---------- Records for processing ----------

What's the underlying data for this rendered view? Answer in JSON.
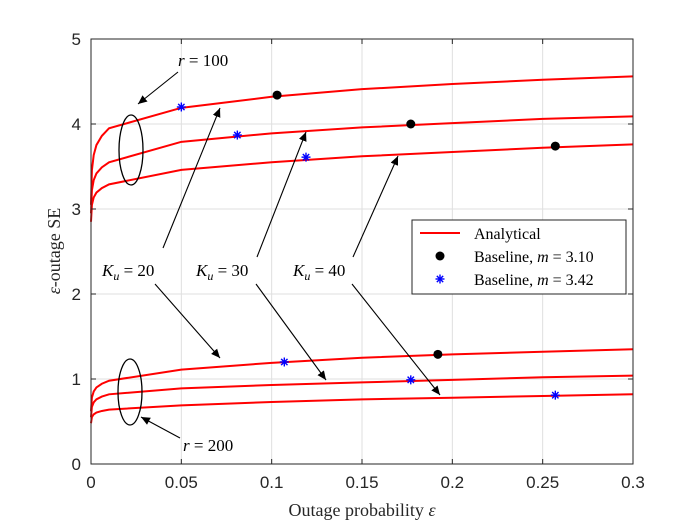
{
  "chart_data": {
    "type": "line",
    "title": "",
    "xlabel": "Outage probability",
    "xlabel_symbol": "ε",
    "ylabel": "-outage SE",
    "ylabel_symbol": "ε",
    "xlim": [
      0,
      0.3
    ],
    "ylim": [
      0,
      5
    ],
    "xticks": [
      0,
      0.05,
      0.1,
      0.15,
      0.2,
      0.25,
      0.3
    ],
    "xtick_labels": [
      "0",
      "0.05",
      "0.1",
      "0.15",
      "0.2",
      "0.25",
      "0.3"
    ],
    "yticks": [
      0,
      1,
      2,
      3,
      4,
      5
    ],
    "ytick_labels": [
      "0",
      "1",
      "2",
      "3",
      "4",
      "5"
    ],
    "grid": true,
    "legend_position": "middle-right",
    "colors": {
      "analytical": "#ff0000",
      "baseline_310": "#000000",
      "baseline_342": "#0000ff"
    },
    "legend": [
      {
        "label": "Analytical",
        "marker": "line",
        "color": "#ff0000"
      },
      {
        "label_prefix": "Baseline, ",
        "label_var": "m",
        "label_value": " = 3.10",
        "marker": "dot",
        "color": "#000000"
      },
      {
        "label_prefix": "Baseline, ",
        "label_var": "m",
        "label_value": " = 3.42",
        "marker": "asterisk",
        "color": "#0000ff"
      }
    ],
    "series": [
      {
        "name": "Analytical r=100, K_u=20",
        "group": "r=100",
        "ku": 20,
        "start_y": 3.05,
        "x": [
          0.01,
          0.05,
          0.1,
          0.15,
          0.2,
          0.25,
          0.3
        ],
        "y": [
          3.95,
          4.19,
          4.32,
          4.41,
          4.47,
          4.52,
          4.56
        ]
      },
      {
        "name": "Analytical r=100, K_u=30",
        "group": "r=100",
        "ku": 30,
        "start_y": 2.95,
        "x": [
          0.01,
          0.05,
          0.1,
          0.15,
          0.2,
          0.25,
          0.3
        ],
        "y": [
          3.55,
          3.79,
          3.89,
          3.96,
          4.01,
          4.06,
          4.09
        ]
      },
      {
        "name": "Analytical r=100, K_u=40",
        "group": "r=100",
        "ku": 40,
        "start_y": 2.85,
        "x": [
          0.01,
          0.05,
          0.1,
          0.15,
          0.2,
          0.25,
          0.3
        ],
        "y": [
          3.29,
          3.46,
          3.55,
          3.62,
          3.67,
          3.72,
          3.76
        ]
      },
      {
        "name": "Analytical r=200, K_u=20",
        "group": "r=200",
        "ku": 20,
        "start_y": 0.62,
        "x": [
          0.01,
          0.05,
          0.1,
          0.15,
          0.2,
          0.25,
          0.3
        ],
        "y": [
          0.98,
          1.11,
          1.19,
          1.25,
          1.29,
          1.32,
          1.35
        ]
      },
      {
        "name": "Analytical r=200, K_u=30",
        "group": "r=200",
        "ku": 30,
        "start_y": 0.55,
        "x": [
          0.01,
          0.05,
          0.1,
          0.15,
          0.2,
          0.25,
          0.3
        ],
        "y": [
          0.82,
          0.89,
          0.93,
          0.96,
          0.99,
          1.02,
          1.04
        ]
      },
      {
        "name": "Analytical r=200, K_u=40",
        "group": "r=200",
        "ku": 40,
        "start_y": 0.48,
        "x": [
          0.01,
          0.05,
          0.1,
          0.15,
          0.2,
          0.25,
          0.3
        ],
        "y": [
          0.64,
          0.69,
          0.73,
          0.76,
          0.78,
          0.8,
          0.82
        ]
      }
    ],
    "baseline_310_points": [
      {
        "x": 0.103,
        "y": 4.34
      },
      {
        "x": 0.177,
        "y": 4.0
      },
      {
        "x": 0.257,
        "y": 3.74
      },
      {
        "x": 0.192,
        "y": 1.29
      }
    ],
    "baseline_342_points": [
      {
        "x": 0.05,
        "y": 4.2
      },
      {
        "x": 0.081,
        "y": 3.87
      },
      {
        "x": 0.119,
        "y": 3.61
      },
      {
        "x": 0.107,
        "y": 1.2
      },
      {
        "x": 0.177,
        "y": 0.99
      },
      {
        "x": 0.257,
        "y": 0.81
      }
    ],
    "annotations": {
      "r100": {
        "var": "r",
        "value": " = 100"
      },
      "r200": {
        "var": "r",
        "value": " = 200"
      },
      "ku20": {
        "var": "K",
        "sub": "u",
        "value": " = 20"
      },
      "ku30": {
        "var": "K",
        "sub": "u",
        "value": " = 30"
      },
      "ku40": {
        "var": "K",
        "sub": "u",
        "value": " = 40"
      }
    }
  }
}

----------

→ Set problem
Pictures in the records should not appear in your copy, but everything else must be transcribed exactly.

→ Reply to the exercise
What's the underlying data for this rendered view? Answer in JSON.
{
  "chart_data": {
    "type": "line",
    "title": "",
    "xlabel": "Outage probability",
    "xlabel_symbol": "ε",
    "ylabel": "-outage SE",
    "ylabel_symbol": "ε",
    "xlim": [
      0,
      0.3
    ],
    "ylim": [
      0,
      5
    ],
    "xticks": [
      0,
      0.05,
      0.1,
      0.15,
      0.2,
      0.25,
      0.3
    ],
    "xtick_labels": [
      "0",
      "0.05",
      "0.1",
      "0.15",
      "0.2",
      "0.25",
      "0.3"
    ],
    "yticks": [
      0,
      1,
      2,
      3,
      4,
      5
    ],
    "ytick_labels": [
      "0",
      "1",
      "2",
      "3",
      "4",
      "5"
    ],
    "grid": true,
    "legend_position": "middle-right",
    "colors": {
      "analytical": "#ff0000",
      "baseline_310": "#000000",
      "baseline_342": "#0000ff"
    },
    "legend": [
      {
        "label": "Analytical",
        "marker": "line",
        "color": "#ff0000"
      },
      {
        "label_prefix": "Baseline, ",
        "label_var": "m",
        "label_value": " = 3.10",
        "marker": "dot",
        "color": "#000000"
      },
      {
        "label_prefix": "Baseline, ",
        "label_var": "m",
        "label_value": " = 3.42",
        "marker": "asterisk",
        "color": "#0000ff"
      }
    ],
    "series": [
      {
        "name": "Analytical r=100, K_u=20",
        "group": "r=100",
        "ku": 20,
        "start_y": 3.05,
        "x": [
          0.01,
          0.05,
          0.1,
          0.15,
          0.2,
          0.25,
          0.3
        ],
        "y": [
          3.95,
          4.19,
          4.32,
          4.41,
          4.47,
          4.52,
          4.56
        ]
      },
      {
        "name": "Analytical r=100, K_u=30",
        "group": "r=100",
        "ku": 30,
        "start_y": 2.95,
        "x": [
          0.01,
          0.05,
          0.1,
          0.15,
          0.2,
          0.25,
          0.3
        ],
        "y": [
          3.55,
          3.79,
          3.89,
          3.96,
          4.01,
          4.06,
          4.09
        ]
      },
      {
        "name": "Analytical r=100, K_u=40",
        "group": "r=100",
        "ku": 40,
        "start_y": 2.85,
        "x": [
          0.01,
          0.05,
          0.1,
          0.15,
          0.2,
          0.25,
          0.3
        ],
        "y": [
          3.29,
          3.46,
          3.55,
          3.62,
          3.67,
          3.72,
          3.76
        ]
      },
      {
        "name": "Analytical r=200, K_u=20",
        "group": "r=200",
        "ku": 20,
        "start_y": 0.62,
        "x": [
          0.01,
          0.05,
          0.1,
          0.15,
          0.2,
          0.25,
          0.3
        ],
        "y": [
          0.98,
          1.11,
          1.19,
          1.25,
          1.29,
          1.32,
          1.35
        ]
      },
      {
        "name": "Analytical r=200, K_u=30",
        "group": "r=200",
        "ku": 30,
        "start_y": 0.55,
        "x": [
          0.01,
          0.05,
          0.1,
          0.15,
          0.2,
          0.25,
          0.3
        ],
        "y": [
          0.82,
          0.89,
          0.93,
          0.96,
          0.99,
          1.02,
          1.04
        ]
      },
      {
        "name": "Analytical r=200, K_u=40",
        "group": "r=200",
        "ku": 40,
        "start_y": 0.48,
        "x": [
          0.01,
          0.05,
          0.1,
          0.15,
          0.2,
          0.25,
          0.3
        ],
        "y": [
          0.64,
          0.69,
          0.73,
          0.76,
          0.78,
          0.8,
          0.82
        ]
      }
    ],
    "baseline_310_points": [
      {
        "x": 0.103,
        "y": 4.34
      },
      {
        "x": 0.177,
        "y": 4.0
      },
      {
        "x": 0.257,
        "y": 3.74
      },
      {
        "x": 0.192,
        "y": 1.29
      }
    ],
    "baseline_342_points": [
      {
        "x": 0.05,
        "y": 4.2
      },
      {
        "x": 0.081,
        "y": 3.87
      },
      {
        "x": 0.119,
        "y": 3.61
      },
      {
        "x": 0.107,
        "y": 1.2
      },
      {
        "x": 0.177,
        "y": 0.99
      },
      {
        "x": 0.257,
        "y": 0.81
      }
    ],
    "annotations": {
      "r100": {
        "var": "r",
        "value": " = 100"
      },
      "r200": {
        "var": "r",
        "value": " = 200"
      },
      "ku20": {
        "var": "K",
        "sub": "u",
        "value": " = 20"
      },
      "ku30": {
        "var": "K",
        "sub": "u",
        "value": " = 30"
      },
      "ku40": {
        "var": "K",
        "sub": "u",
        "value": " = 40"
      }
    }
  }
}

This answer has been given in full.